▶ [Data for this exercise]
— begin —

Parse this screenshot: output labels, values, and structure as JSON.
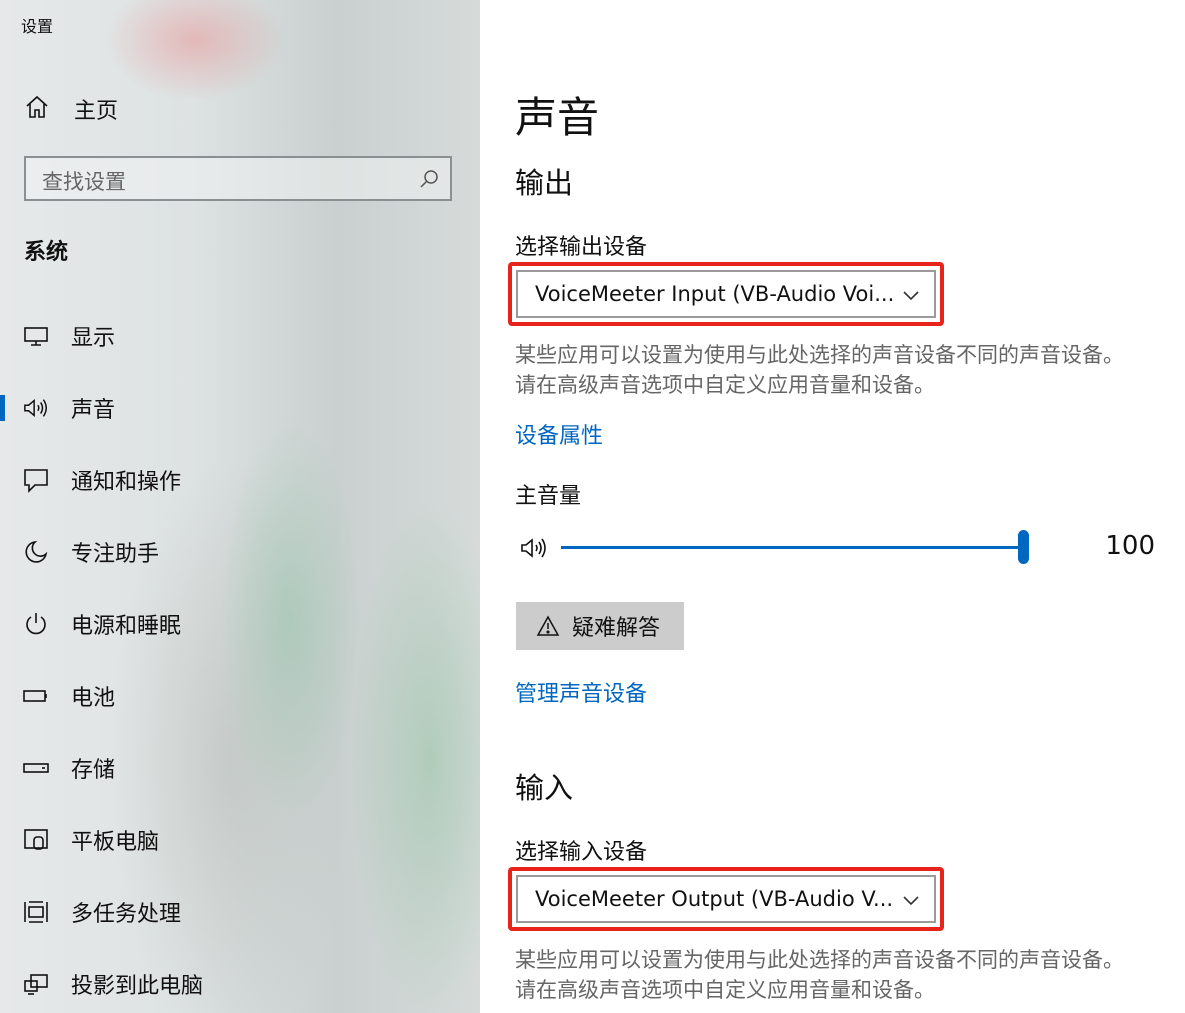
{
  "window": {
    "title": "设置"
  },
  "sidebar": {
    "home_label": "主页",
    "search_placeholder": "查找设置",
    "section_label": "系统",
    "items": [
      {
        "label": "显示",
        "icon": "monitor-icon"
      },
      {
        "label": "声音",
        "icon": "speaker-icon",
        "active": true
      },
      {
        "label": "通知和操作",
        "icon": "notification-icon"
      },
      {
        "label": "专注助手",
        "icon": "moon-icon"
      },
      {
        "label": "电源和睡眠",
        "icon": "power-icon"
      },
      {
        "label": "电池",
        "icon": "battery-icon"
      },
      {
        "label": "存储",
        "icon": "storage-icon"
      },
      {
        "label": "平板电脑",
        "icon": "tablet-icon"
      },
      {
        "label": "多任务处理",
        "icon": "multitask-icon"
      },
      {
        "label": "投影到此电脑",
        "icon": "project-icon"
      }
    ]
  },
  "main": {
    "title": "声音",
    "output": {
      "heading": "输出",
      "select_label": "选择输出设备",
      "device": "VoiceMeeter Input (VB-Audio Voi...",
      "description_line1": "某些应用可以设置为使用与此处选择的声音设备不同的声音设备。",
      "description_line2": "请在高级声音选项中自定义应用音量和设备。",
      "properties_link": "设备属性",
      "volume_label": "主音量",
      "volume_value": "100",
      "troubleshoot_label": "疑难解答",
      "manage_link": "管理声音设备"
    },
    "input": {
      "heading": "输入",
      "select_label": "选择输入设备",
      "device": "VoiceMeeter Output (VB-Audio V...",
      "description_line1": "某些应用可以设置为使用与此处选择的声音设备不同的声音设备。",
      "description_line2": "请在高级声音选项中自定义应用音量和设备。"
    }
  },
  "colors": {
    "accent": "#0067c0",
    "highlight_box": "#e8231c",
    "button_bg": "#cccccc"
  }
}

— end —
— begin —

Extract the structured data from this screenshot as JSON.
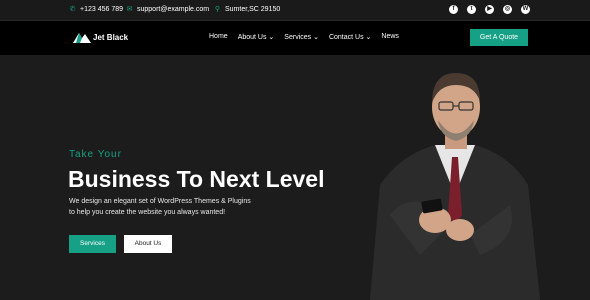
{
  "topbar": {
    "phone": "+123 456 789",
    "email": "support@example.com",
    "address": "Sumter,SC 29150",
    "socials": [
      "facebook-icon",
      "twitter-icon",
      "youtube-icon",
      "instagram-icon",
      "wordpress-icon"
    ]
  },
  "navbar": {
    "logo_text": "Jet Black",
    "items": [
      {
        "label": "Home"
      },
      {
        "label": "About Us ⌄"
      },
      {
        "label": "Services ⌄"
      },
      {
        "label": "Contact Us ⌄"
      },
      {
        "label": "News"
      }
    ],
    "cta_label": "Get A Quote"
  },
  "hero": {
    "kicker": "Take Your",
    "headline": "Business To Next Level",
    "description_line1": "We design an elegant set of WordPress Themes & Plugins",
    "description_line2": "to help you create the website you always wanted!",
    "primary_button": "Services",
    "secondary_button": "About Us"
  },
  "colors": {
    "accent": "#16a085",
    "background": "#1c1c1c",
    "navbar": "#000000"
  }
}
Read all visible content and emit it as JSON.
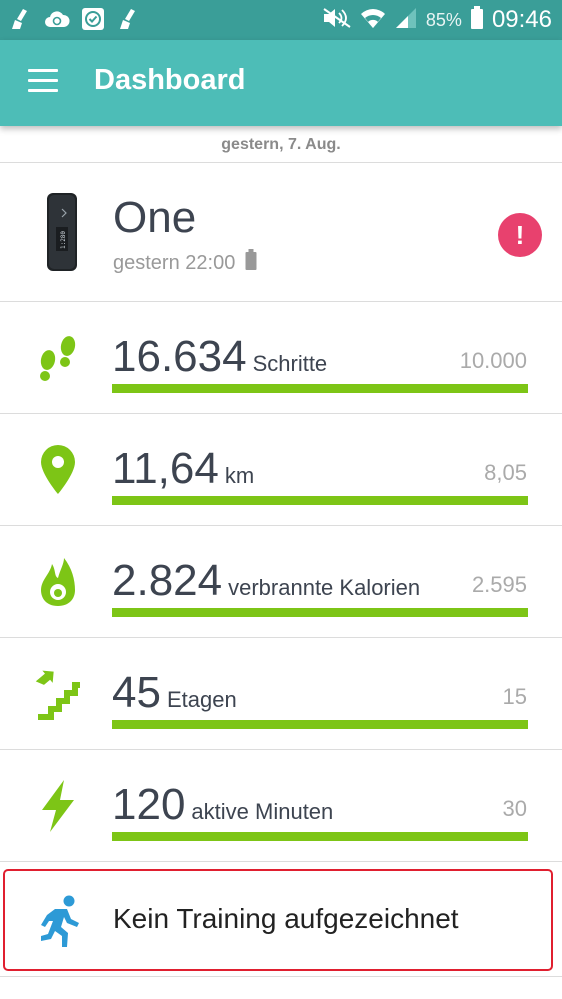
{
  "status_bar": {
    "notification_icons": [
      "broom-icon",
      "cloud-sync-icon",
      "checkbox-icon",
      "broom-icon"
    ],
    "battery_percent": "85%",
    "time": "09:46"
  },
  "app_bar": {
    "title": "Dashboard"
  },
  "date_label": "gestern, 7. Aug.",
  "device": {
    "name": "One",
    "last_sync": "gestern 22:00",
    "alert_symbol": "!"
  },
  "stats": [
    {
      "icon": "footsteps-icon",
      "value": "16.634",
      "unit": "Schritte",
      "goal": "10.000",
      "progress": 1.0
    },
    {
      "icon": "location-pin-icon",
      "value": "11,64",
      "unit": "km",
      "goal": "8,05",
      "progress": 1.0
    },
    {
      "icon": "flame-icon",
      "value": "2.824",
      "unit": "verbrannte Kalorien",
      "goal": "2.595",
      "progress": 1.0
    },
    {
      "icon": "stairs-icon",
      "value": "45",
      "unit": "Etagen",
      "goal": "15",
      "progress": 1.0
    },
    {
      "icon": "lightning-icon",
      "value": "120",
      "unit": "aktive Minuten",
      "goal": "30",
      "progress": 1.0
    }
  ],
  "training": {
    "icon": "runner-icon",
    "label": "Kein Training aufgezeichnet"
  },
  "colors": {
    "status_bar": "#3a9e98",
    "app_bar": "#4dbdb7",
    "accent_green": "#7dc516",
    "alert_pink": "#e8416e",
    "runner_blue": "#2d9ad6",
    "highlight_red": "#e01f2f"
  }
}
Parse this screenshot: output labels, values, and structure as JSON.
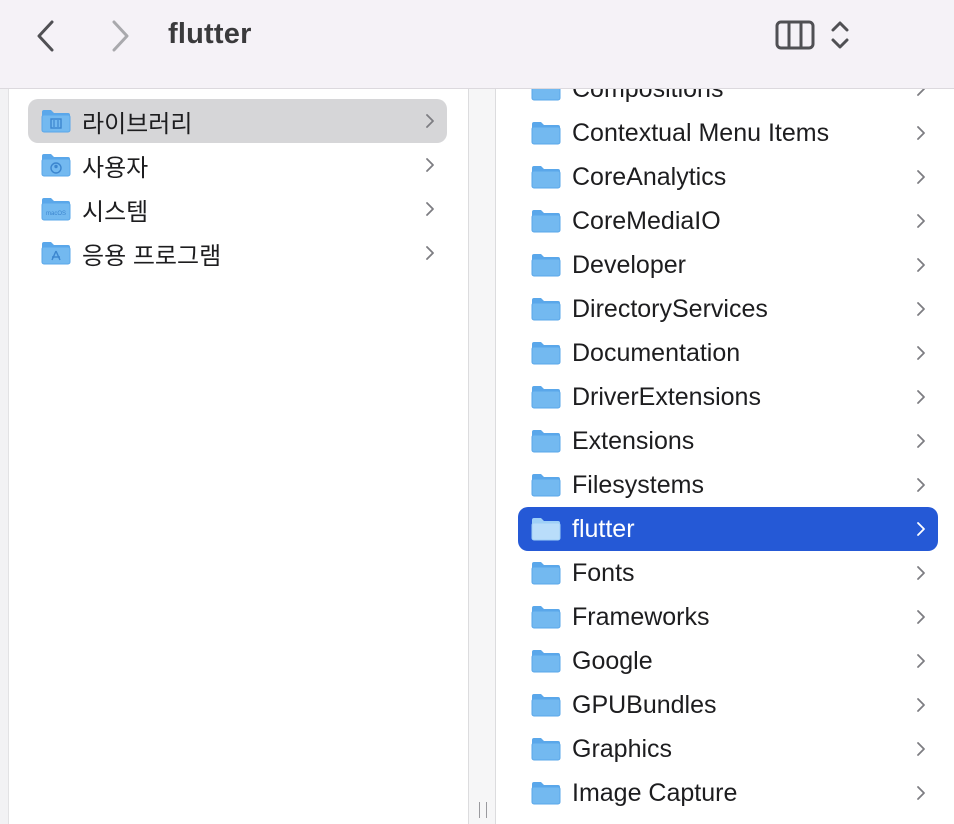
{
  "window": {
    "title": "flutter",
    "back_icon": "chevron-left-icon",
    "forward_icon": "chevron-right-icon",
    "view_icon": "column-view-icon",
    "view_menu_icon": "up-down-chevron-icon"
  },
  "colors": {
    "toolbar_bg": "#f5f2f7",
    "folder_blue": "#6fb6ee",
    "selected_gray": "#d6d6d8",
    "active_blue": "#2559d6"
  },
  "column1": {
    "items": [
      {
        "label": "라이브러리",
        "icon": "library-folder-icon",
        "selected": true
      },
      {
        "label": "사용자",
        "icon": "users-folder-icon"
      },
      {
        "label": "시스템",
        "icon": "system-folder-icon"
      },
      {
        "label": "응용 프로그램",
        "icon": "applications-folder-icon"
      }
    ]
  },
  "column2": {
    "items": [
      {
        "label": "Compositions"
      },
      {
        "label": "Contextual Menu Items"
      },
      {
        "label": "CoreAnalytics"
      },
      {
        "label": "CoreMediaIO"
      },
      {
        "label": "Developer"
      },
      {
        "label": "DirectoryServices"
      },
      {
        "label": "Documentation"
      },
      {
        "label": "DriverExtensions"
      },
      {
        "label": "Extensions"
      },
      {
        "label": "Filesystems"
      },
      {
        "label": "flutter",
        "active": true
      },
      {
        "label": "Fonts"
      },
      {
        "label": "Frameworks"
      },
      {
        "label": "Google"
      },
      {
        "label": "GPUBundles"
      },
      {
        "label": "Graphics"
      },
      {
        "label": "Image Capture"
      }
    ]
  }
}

— end —

▶ [What needs to be done]
Copy out all lines from the material above that contain the string "gestern".

▶ [Final result]
  "date_label": "gestern, 7. Aug.",
    "last_sync": "gestern 22:00",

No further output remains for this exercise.